• [Stated exercise] Return every record verbatim.

━━ Records to use

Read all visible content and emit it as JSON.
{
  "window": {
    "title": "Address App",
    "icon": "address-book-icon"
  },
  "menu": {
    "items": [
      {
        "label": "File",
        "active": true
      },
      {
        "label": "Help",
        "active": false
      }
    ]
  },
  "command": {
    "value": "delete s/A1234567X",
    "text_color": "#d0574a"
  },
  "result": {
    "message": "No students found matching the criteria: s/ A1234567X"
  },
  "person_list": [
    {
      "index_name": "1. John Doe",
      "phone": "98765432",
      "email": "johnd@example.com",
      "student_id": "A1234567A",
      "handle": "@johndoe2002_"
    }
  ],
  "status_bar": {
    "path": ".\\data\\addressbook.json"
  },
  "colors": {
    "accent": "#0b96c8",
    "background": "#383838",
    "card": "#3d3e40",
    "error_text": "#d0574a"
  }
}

━━━━

• [Answer to this task]
Read all visible content and emit it as JSON.
{
  "window": {
    "title": "Address App",
    "icon": "address-book-icon"
  },
  "menu": {
    "items": [
      {
        "label": "File",
        "active": true
      },
      {
        "label": "Help",
        "active": false
      }
    ]
  },
  "command": {
    "value": "delete s/A1234567X",
    "text_color": "#d0574a"
  },
  "result": {
    "message": "No students found matching the criteria: s/ A1234567X"
  },
  "person_list": [
    {
      "index_name": "1. John Doe",
      "phone": "98765432",
      "email": "johnd@example.com",
      "student_id": "A1234567A",
      "handle": "@johndoe2002_"
    }
  ],
  "status_bar": {
    "path": ".\\data\\addressbook.json"
  },
  "colors": {
    "accent": "#0b96c8",
    "background": "#383838",
    "card": "#3d3e40",
    "error_text": "#d0574a"
  }
}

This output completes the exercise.